**WHAT IS REQUIRED**
Go through the listing beneath this task and return every line that carries the string "Nikkei".

**INFORMATION GIVEN**
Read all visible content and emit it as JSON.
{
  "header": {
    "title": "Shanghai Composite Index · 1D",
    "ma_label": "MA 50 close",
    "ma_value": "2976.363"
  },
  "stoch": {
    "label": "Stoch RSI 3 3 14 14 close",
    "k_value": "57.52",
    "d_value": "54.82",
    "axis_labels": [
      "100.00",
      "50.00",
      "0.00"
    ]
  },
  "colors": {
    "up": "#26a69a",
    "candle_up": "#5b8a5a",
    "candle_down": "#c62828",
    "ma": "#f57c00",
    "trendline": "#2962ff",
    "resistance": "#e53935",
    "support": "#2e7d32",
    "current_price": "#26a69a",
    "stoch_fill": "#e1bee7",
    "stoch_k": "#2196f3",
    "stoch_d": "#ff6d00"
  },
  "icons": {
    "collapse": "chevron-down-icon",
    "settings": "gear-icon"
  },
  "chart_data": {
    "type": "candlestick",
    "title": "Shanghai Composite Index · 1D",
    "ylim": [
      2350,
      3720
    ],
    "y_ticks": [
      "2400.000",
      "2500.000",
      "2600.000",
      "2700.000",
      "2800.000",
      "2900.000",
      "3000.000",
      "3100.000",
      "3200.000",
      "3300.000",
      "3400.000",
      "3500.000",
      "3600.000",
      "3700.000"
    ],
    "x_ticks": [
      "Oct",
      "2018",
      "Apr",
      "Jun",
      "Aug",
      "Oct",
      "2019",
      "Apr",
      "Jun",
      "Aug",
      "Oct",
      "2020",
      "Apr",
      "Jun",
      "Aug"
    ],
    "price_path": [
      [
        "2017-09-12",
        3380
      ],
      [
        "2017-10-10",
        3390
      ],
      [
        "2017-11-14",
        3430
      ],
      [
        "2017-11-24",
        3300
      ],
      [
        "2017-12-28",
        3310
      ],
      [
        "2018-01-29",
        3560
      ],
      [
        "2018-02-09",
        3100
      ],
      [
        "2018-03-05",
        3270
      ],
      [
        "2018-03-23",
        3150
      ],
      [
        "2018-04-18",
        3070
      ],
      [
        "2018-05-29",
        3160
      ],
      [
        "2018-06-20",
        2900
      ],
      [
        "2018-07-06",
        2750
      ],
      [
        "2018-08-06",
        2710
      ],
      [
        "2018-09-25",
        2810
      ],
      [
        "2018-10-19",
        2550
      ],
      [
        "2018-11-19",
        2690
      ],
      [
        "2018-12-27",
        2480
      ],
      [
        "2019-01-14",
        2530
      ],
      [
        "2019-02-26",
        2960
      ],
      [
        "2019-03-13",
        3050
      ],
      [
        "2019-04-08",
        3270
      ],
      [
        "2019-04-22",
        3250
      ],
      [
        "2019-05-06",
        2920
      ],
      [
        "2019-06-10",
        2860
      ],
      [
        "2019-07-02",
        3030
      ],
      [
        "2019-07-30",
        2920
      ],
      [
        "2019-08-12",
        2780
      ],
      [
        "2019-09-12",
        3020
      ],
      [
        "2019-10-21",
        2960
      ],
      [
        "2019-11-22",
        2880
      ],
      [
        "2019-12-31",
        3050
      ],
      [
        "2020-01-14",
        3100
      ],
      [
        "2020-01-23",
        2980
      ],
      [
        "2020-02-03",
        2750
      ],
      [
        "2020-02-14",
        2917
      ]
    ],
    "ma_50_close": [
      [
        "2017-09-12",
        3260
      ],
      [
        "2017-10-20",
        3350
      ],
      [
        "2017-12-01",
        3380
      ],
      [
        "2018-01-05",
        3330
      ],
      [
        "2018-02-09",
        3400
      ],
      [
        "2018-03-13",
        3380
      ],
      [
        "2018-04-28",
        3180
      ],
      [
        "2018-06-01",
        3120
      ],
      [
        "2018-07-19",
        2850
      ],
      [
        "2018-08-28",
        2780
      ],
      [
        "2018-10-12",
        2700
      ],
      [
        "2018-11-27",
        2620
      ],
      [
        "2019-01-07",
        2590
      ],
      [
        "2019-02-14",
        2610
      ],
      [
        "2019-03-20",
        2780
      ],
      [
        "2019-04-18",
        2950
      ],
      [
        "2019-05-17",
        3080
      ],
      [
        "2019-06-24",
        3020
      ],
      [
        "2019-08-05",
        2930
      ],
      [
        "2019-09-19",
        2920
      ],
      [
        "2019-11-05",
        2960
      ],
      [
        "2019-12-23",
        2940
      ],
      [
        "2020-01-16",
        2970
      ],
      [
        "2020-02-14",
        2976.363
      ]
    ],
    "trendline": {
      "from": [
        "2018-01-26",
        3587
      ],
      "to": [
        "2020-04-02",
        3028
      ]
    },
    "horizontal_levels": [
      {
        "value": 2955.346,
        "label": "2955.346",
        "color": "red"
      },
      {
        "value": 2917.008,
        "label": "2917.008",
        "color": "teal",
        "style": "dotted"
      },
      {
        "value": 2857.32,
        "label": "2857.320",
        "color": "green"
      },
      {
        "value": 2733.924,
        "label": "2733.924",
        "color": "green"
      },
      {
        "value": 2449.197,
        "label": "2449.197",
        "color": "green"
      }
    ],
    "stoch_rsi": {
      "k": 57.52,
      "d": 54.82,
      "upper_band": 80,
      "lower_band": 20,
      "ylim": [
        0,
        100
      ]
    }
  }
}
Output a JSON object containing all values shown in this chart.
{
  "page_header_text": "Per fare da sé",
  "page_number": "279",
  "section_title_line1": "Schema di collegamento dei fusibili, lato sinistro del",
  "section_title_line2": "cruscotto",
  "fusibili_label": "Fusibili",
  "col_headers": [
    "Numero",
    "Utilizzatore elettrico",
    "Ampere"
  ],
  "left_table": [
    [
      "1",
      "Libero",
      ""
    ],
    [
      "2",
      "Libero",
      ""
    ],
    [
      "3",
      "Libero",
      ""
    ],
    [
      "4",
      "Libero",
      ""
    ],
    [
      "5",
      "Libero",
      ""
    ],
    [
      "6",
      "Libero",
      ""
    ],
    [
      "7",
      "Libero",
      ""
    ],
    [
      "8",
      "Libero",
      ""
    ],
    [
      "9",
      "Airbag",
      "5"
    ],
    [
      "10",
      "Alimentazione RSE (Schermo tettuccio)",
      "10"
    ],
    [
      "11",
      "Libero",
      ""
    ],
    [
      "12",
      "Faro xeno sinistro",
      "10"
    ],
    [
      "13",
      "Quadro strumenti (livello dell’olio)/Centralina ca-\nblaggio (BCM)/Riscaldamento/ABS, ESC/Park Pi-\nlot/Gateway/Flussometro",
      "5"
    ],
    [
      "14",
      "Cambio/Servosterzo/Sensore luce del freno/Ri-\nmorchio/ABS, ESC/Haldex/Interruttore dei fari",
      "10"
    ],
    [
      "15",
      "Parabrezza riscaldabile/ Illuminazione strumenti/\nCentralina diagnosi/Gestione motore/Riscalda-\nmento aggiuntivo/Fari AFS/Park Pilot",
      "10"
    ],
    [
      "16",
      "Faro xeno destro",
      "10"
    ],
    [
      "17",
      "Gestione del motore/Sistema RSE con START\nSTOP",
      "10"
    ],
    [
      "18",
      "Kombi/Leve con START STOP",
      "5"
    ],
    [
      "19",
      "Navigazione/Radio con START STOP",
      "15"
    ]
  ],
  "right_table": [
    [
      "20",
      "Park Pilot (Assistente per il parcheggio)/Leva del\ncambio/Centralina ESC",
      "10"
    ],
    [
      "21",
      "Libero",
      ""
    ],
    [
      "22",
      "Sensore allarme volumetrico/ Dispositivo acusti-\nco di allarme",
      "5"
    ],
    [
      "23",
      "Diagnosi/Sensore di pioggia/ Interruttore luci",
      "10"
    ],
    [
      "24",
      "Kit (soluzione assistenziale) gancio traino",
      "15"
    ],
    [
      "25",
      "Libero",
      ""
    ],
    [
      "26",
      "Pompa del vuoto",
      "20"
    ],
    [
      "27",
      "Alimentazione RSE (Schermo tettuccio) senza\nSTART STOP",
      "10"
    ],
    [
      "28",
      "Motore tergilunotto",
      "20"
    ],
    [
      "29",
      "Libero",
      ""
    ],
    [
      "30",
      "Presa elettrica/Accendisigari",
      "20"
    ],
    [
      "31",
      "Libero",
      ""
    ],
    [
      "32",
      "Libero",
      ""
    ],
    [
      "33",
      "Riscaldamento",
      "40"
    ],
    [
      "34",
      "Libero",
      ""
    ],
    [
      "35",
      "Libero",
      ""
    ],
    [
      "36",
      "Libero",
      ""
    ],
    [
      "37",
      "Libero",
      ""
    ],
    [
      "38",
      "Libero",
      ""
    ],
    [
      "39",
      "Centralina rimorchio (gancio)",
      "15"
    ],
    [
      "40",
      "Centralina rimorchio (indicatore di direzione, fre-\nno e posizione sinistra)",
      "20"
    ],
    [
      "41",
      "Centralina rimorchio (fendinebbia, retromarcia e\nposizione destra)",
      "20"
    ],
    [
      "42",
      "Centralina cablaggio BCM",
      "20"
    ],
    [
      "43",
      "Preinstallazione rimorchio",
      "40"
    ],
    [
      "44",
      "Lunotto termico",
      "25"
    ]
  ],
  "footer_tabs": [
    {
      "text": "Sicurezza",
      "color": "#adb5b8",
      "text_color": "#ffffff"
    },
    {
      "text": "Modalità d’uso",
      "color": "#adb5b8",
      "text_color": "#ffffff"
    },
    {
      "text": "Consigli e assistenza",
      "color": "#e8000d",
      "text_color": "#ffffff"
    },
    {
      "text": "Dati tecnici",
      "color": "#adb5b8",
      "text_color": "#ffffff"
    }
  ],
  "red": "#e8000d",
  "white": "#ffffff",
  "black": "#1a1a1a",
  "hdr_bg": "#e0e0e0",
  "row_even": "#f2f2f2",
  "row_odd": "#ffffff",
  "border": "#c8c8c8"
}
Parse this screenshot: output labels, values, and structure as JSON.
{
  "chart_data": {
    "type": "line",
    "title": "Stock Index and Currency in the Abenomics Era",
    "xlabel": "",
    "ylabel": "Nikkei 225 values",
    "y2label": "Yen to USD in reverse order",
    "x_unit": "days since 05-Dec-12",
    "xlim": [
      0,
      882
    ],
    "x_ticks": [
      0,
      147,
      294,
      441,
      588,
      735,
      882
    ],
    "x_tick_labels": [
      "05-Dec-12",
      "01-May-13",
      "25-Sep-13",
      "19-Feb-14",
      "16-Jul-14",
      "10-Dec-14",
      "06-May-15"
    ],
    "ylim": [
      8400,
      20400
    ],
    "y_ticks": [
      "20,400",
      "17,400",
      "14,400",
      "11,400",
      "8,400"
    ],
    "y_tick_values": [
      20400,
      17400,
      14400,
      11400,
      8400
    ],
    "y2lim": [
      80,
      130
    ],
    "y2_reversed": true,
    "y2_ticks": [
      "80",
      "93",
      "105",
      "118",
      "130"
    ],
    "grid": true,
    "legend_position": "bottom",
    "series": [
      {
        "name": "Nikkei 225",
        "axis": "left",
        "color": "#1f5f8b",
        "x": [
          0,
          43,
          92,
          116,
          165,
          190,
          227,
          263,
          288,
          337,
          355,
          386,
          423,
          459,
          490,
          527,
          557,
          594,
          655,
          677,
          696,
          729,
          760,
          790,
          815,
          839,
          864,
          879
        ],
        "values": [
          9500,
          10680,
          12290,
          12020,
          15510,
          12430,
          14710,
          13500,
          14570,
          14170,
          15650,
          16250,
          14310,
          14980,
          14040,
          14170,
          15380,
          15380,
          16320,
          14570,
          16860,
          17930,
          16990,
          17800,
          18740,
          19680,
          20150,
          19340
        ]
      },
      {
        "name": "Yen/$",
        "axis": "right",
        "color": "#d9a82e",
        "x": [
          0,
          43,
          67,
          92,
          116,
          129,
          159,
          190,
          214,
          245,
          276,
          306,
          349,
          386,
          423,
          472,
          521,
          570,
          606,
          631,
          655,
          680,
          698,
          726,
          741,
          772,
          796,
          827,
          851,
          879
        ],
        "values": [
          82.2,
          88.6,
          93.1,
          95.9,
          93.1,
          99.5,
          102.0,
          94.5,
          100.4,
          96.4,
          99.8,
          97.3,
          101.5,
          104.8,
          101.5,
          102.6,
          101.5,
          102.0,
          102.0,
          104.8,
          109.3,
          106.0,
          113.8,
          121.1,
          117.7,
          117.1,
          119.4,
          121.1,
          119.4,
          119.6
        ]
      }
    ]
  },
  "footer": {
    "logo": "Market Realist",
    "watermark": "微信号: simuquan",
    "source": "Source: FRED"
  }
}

**TASK OUTPUT**
    "ylabel": "Nikkei 225 values",
        "name": "Nikkei 225",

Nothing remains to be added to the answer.